[Structured figure records]
━━━━━━━━━━━━━━━━━━━━
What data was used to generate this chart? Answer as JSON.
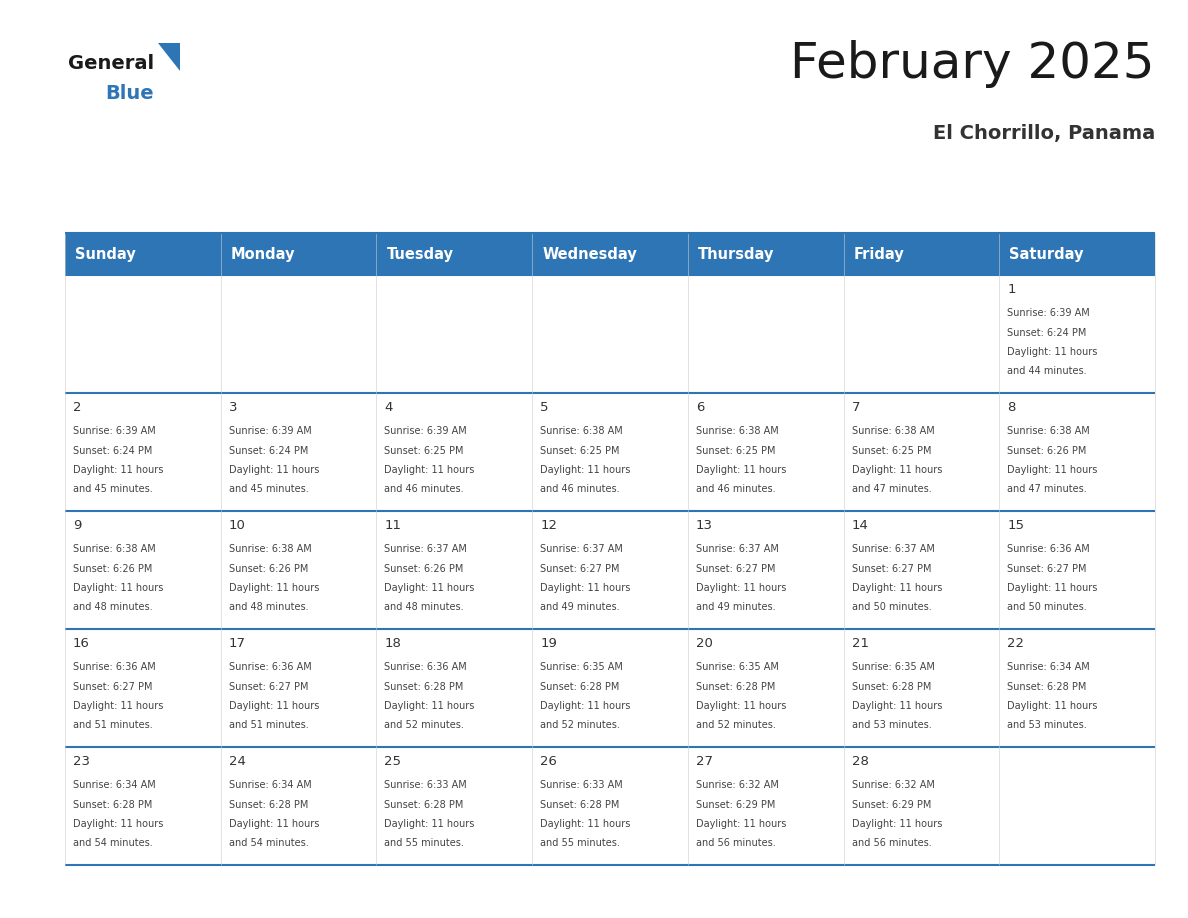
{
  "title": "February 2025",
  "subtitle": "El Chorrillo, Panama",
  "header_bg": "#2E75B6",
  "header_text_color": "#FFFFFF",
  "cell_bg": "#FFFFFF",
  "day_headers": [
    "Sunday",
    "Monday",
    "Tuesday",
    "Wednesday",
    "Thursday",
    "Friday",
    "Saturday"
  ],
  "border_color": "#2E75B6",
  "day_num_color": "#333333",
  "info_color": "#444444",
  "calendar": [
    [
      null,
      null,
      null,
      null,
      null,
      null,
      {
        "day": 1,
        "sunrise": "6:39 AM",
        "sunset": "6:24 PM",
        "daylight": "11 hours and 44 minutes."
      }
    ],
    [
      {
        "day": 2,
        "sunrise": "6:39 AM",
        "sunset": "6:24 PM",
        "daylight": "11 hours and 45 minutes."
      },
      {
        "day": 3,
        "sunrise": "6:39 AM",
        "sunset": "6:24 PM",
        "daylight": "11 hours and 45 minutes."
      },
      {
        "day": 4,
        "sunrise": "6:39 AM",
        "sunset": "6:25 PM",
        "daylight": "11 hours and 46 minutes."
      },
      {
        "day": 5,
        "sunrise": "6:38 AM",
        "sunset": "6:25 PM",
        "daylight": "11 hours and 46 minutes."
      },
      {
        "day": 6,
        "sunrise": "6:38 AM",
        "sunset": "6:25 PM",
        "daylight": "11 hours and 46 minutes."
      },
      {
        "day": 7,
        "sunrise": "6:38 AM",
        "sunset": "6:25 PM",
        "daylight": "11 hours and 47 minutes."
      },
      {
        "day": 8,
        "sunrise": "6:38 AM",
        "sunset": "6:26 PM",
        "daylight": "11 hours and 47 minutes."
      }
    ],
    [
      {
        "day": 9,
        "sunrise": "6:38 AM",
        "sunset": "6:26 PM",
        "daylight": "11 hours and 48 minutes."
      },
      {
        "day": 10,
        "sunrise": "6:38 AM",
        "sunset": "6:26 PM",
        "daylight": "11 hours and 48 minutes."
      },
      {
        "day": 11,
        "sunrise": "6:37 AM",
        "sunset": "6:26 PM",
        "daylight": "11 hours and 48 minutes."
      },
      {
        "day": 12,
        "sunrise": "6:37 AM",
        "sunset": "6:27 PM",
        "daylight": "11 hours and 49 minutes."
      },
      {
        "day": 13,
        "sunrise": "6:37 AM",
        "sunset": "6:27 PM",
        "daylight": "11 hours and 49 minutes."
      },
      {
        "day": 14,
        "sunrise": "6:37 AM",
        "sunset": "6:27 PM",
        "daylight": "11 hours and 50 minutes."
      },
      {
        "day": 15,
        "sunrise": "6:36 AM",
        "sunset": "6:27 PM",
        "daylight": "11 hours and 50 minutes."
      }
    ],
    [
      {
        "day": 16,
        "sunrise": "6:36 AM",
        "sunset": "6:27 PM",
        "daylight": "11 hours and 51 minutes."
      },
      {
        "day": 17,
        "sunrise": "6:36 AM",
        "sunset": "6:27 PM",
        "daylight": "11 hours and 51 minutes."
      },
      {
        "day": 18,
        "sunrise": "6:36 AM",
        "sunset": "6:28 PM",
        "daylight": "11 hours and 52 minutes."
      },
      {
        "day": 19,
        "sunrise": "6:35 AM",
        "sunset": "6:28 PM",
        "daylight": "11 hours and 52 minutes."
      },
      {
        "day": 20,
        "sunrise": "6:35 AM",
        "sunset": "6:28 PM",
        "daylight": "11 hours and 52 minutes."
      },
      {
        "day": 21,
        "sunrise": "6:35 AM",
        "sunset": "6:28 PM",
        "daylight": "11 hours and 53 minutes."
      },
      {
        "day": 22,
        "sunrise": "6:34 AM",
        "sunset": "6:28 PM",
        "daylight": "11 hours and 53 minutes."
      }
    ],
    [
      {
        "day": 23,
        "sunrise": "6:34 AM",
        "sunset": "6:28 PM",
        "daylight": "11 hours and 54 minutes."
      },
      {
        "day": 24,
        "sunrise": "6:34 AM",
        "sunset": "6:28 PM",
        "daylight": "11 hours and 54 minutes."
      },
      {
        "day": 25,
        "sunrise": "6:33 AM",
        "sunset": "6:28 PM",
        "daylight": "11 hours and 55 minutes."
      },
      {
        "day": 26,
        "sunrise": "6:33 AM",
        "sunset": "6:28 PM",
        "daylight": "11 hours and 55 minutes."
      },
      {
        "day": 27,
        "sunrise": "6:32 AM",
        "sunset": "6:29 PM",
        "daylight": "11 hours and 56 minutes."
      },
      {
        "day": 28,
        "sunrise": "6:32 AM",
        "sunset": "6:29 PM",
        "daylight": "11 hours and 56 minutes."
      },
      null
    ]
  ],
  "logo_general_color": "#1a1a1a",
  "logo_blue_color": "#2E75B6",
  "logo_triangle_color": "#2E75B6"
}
━━━━━━━━━━━━━━━━━━━━
Search the lines above for the string "FFFFFF" and copy each line that has it.

◆ **Reply**
  "header_text_color": "#FFFFFF",
  "cell_bg": "#FFFFFF",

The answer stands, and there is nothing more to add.